Dataset items:
▬▬▬

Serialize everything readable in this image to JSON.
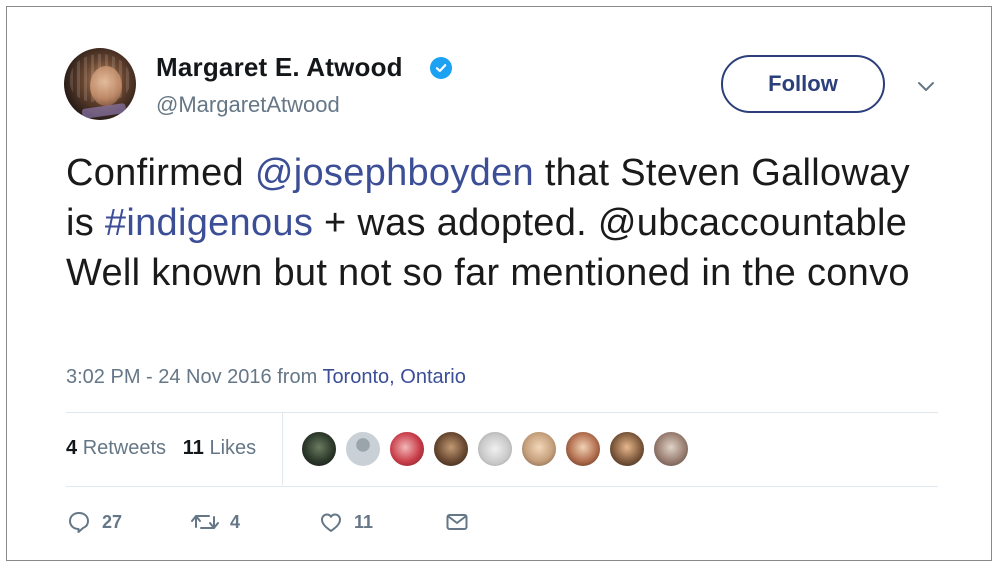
{
  "tweet": {
    "author": {
      "name": "Margaret E. Atwood",
      "handle": "@MargaretAtwood",
      "verified": true
    },
    "follow_label": "Follow",
    "text_parts": [
      {
        "text": "Confirmed ",
        "type": "text"
      },
      {
        "text": "@josephboyden",
        "type": "mention"
      },
      {
        "text": " that Steven Galloway is ",
        "type": "text"
      },
      {
        "text": "#indigenous",
        "type": "hashtag"
      },
      {
        "text": " + was adopted. @ubcaccountable Well known but not so far mentioned in the convo",
        "type": "text"
      }
    ],
    "timestamp": "3:02 PM - 24 Nov 2016 from",
    "location": "Toronto, Ontario",
    "stats": {
      "retweets_count": "4",
      "retweets_label": "Retweets",
      "likes_count": "11",
      "likes_label": "Likes"
    },
    "actions": {
      "reply_count": "27",
      "retweet_count": "4",
      "like_count": "11"
    }
  },
  "colors": {
    "link": "#3b4e96",
    "muted": "#657786",
    "verified": "#1da1f2",
    "follow_border": "#2b3f7a"
  },
  "icons": [
    "verified-badge-icon",
    "chevron-down-icon",
    "reply-icon",
    "retweet-icon",
    "like-icon",
    "message-icon"
  ]
}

▬▬▬

EXERCISE BRIEF: Leave out the pictures and retype every line above exactly.

RESULT BELOW:
Serialize everything readable in this image to JSON.
{
  "tweet": {
    "author": {
      "name": "Margaret E. Atwood",
      "handle": "@MargaretAtwood",
      "verified": true
    },
    "follow_label": "Follow",
    "text_parts": [
      {
        "text": "Confirmed ",
        "type": "text"
      },
      {
        "text": "@josephboyden",
        "type": "mention"
      },
      {
        "text": " that Steven Galloway is ",
        "type": "text"
      },
      {
        "text": "#indigenous",
        "type": "hashtag"
      },
      {
        "text": " + was adopted. @ubcaccountable Well known but not so far mentioned in the convo",
        "type": "text"
      }
    ],
    "timestamp": "3:02 PM - 24 Nov 2016 from",
    "location": "Toronto, Ontario",
    "stats": {
      "retweets_count": "4",
      "retweets_label": "Retweets",
      "likes_count": "11",
      "likes_label": "Likes"
    },
    "actions": {
      "reply_count": "27",
      "retweet_count": "4",
      "like_count": "11"
    }
  },
  "colors": {
    "link": "#3b4e96",
    "muted": "#657786",
    "verified": "#1da1f2",
    "follow_border": "#2b3f7a"
  },
  "icons": [
    "verified-badge-icon",
    "chevron-down-icon",
    "reply-icon",
    "retweet-icon",
    "like-icon",
    "message-icon"
  ]
}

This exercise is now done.